Prompt: Copy the lines holding the word "notification", all of them.
┏━━
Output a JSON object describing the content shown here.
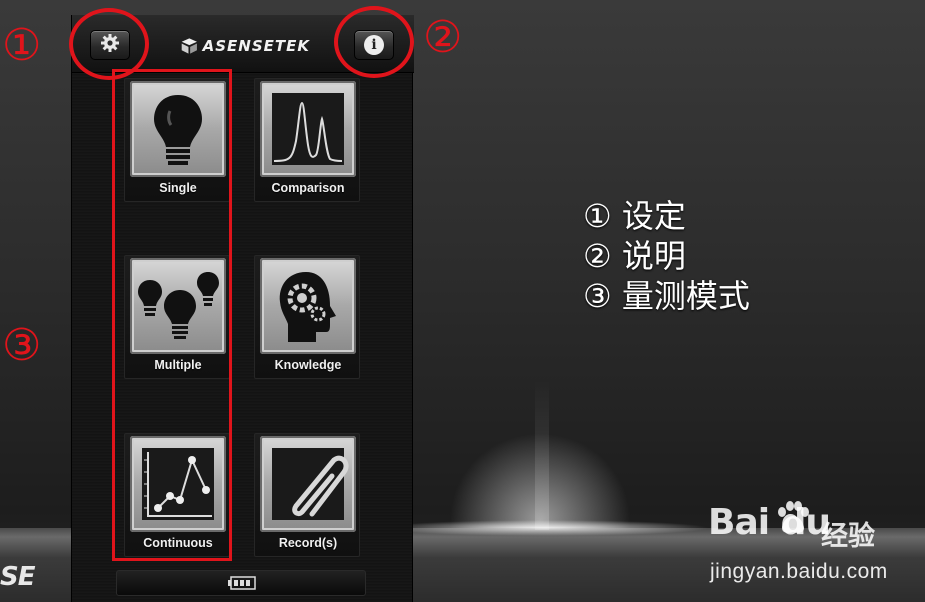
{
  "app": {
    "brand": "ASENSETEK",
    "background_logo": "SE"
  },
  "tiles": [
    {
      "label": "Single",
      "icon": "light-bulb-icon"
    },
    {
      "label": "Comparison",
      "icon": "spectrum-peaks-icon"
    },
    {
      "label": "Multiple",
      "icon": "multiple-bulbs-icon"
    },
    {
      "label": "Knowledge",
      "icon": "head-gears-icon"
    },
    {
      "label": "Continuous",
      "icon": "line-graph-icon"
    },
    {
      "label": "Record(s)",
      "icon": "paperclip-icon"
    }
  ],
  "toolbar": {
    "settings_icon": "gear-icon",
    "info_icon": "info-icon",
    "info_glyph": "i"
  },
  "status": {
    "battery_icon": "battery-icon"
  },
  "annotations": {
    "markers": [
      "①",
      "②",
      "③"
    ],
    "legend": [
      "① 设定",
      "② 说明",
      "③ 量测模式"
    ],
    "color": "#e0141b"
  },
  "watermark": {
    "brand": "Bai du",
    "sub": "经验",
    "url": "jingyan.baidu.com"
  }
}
┗━━
┏━━
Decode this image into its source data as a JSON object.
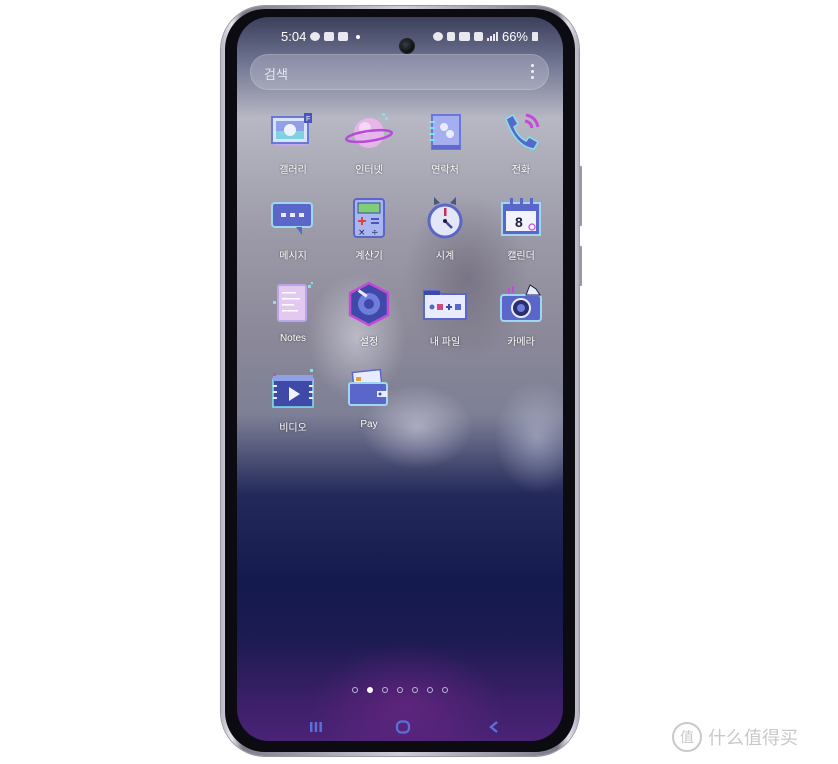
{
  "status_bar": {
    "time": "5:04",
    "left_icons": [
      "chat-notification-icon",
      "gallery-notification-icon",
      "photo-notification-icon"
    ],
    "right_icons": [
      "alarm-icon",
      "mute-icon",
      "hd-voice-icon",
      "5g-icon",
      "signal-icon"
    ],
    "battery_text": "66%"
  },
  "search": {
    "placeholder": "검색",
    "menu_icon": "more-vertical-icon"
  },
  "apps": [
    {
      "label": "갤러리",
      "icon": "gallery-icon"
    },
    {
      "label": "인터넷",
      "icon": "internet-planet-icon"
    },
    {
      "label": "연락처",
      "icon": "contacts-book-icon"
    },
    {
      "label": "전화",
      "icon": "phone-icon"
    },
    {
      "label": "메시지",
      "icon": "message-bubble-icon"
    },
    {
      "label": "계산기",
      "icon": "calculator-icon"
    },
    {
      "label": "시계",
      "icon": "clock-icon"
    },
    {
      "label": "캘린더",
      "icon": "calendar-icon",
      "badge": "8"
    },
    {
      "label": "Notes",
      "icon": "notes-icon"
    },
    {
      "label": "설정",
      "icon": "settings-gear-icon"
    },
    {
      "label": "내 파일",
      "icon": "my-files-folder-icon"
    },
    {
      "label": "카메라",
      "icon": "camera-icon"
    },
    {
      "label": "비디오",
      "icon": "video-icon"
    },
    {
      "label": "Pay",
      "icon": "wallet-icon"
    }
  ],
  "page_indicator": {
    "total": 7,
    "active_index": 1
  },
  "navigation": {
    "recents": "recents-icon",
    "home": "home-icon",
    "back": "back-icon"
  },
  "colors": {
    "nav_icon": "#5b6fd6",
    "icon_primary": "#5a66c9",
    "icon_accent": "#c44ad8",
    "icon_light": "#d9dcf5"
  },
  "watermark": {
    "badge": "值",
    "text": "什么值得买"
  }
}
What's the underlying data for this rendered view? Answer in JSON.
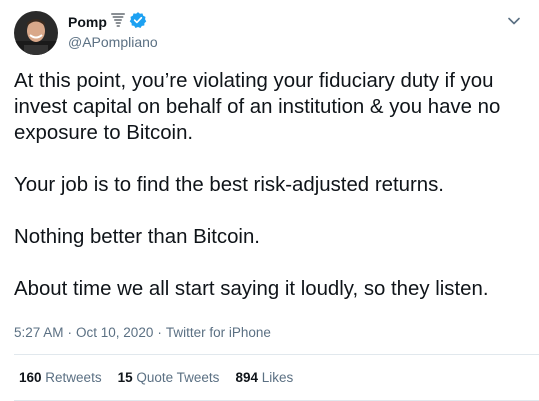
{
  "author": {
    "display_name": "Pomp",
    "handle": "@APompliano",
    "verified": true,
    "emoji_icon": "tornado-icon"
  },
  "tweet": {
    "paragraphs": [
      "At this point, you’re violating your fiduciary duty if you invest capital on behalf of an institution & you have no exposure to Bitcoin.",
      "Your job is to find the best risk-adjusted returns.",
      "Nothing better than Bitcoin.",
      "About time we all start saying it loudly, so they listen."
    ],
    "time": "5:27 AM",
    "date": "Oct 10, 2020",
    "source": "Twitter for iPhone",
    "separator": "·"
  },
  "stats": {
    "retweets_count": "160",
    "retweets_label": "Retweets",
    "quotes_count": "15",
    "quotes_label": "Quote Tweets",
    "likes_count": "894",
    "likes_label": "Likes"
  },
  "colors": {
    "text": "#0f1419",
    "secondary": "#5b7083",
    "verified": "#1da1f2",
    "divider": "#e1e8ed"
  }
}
┗━━
Task result:
      "chat-notification-icon",
      "gallery-notification-icon",
      "photo-notification-icon"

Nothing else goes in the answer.